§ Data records

★ ★ ★ ★

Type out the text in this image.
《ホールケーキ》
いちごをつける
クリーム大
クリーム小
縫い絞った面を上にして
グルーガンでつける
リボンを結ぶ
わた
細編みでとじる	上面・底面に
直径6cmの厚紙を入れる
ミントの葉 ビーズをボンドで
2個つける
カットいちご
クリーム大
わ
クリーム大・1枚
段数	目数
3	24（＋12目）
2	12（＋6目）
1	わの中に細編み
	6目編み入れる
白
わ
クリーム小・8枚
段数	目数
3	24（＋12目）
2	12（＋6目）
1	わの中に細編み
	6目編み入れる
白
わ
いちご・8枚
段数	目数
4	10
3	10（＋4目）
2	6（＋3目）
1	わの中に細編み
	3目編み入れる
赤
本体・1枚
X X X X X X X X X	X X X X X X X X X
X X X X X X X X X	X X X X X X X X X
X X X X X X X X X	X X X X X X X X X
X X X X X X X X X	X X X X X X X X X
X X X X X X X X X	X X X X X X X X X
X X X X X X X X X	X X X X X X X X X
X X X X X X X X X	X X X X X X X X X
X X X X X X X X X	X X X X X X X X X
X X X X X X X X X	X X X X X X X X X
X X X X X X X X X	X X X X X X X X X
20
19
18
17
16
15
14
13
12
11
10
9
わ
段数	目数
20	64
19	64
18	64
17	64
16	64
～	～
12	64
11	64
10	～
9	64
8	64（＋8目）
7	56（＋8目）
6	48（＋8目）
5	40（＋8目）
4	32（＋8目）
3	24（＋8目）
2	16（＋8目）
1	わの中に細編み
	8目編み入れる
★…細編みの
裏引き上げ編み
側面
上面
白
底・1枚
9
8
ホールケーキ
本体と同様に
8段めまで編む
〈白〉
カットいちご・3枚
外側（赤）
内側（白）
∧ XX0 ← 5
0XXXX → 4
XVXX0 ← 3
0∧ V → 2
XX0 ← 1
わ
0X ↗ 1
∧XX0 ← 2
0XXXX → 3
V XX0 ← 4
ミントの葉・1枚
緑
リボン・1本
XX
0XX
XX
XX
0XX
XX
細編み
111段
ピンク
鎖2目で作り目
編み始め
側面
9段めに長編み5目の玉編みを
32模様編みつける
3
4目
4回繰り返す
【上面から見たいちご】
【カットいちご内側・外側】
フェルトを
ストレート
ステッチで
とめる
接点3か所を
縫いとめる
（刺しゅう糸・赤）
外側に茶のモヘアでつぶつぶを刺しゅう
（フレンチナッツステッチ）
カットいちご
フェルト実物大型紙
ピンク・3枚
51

★ ★ ★ ★

§ Exercise description
From the records above, please extract every line and repeat it exactly.

§ Complete answer
Type out the text in this image.
《ホールケーキ》
いちごをつける
クリーム大
クリーム小
縫い絞った面を上にして
グルーガンでつける
リボンを結ぶ
わた
細編みでとじる	上面・底面に
直径6cmの厚紙を入れる
ミントの葉 ビーズをボンドで
2個つける
カットいちご
クリーム大
わ
クリーム大・1枚
段数	目数
3	24（＋12目）
2	12（＋6目）
1	わの中に細編み
	6目編み入れる
白
わ
クリーム小・8枚
段数	目数
3	24（＋12目）
2	12（＋6目）
1	わの中に細編み
	6目編み入れる
白
わ
いちご・8枚
段数	目数
4	10
3	10（＋4目）
2	6（＋3目）
1	わの中に細編み
	3目編み入れる
赤
本体・1枚
X X X X X X X X X	X X X X X X X X X
X X X X X X X X X	X X X X X X X X X
X X X X X X X X X	X X X X X X X X X
X X X X X X X X X	X X X X X X X X X
X X X X X X X X X	X X X X X X X X X
X X X X X X X X X	X X X X X X X X X
X X X X X X X X X	X X X X X X X X X
X X X X X X X X X	X X X X X X X X X
X X X X X X X X X	X X X X X X X X X
X X X X X X X X X	X X X X X X X X X
20
19
18
17
16
15
14
13
12
11
10
9
わ
段数	目数
20	64
19	64
18	64
17	64
16	64
～	～
12	64
11	64
10	～
9	64
8	64（＋8目）
7	56（＋8目）
6	48（＋8目）
5	40（＋8目）
4	32（＋8目）
3	24（＋8目）
2	16（＋8目）
1	わの中に細編み
	8目編み入れる
★…細編みの
裏引き上げ編み
側面
上面
白
底・1枚
9
8
ホールケーキ
本体と同様に
8段めまで編む
〈白〉
カットいちご・3枚
外側（赤）
内側（白）
∧ XX0 ← 5
0XXXX → 4
XVXX0 ← 3
0∧ V → 2
XX0 ← 1
わ
0X ↗ 1
∧XX0 ← 2
0XXXX → 3
V XX0 ← 4
ミントの葉・1枚
緑
リボン・1本
XX
0XX
XX
XX
0XX
XX
細編み
111段
ピンク
鎖2目で作り目
編み始め
側面
9段めに長編み5目の玉編みを
32模様編みつける
3
4目
4回繰り返す
【上面から見たいちご】
【カットいちご内側・外側】
フェルトを
ストレート
ステッチで
とめる
接点3か所を
縫いとめる
（刺しゅう糸・赤）
外側に茶のモヘアでつぶつぶを刺しゅう
（フレンチナッツステッチ）
カットいちご
フェルト実物大型紙
ピンク・3枚
51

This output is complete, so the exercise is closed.